_Requirement_: In the data below, find each line containing the string "Percentile" and return it.

_Records for this exercise_:
════

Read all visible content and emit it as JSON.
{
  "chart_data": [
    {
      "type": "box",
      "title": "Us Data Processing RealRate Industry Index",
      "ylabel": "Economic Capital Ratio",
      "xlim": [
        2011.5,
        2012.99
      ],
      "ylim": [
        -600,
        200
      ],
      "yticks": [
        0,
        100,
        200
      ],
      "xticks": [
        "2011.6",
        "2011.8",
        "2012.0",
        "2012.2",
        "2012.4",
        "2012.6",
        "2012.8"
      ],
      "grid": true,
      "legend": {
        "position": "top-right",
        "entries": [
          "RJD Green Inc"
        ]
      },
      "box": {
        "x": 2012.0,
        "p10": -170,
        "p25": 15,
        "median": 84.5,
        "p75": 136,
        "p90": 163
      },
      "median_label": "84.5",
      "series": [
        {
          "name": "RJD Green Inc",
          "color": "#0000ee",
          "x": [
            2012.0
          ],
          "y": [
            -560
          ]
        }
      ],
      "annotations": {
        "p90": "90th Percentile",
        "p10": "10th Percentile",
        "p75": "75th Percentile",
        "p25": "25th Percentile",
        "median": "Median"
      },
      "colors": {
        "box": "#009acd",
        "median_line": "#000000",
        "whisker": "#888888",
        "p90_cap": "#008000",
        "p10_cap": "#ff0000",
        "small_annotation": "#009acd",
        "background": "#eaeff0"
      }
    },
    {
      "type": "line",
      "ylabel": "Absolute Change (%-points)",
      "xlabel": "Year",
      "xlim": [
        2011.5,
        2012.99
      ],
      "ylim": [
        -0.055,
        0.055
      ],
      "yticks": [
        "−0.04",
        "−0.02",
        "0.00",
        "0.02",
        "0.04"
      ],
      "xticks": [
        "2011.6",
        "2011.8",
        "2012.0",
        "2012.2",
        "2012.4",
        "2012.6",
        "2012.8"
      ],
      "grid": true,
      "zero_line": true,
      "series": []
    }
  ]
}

════

_Written solution_:
        "p90": "90th Percentile",
        "p10": "10th Percentile",
        "p75": "75th Percentile",
        "p25": "25th Percentile",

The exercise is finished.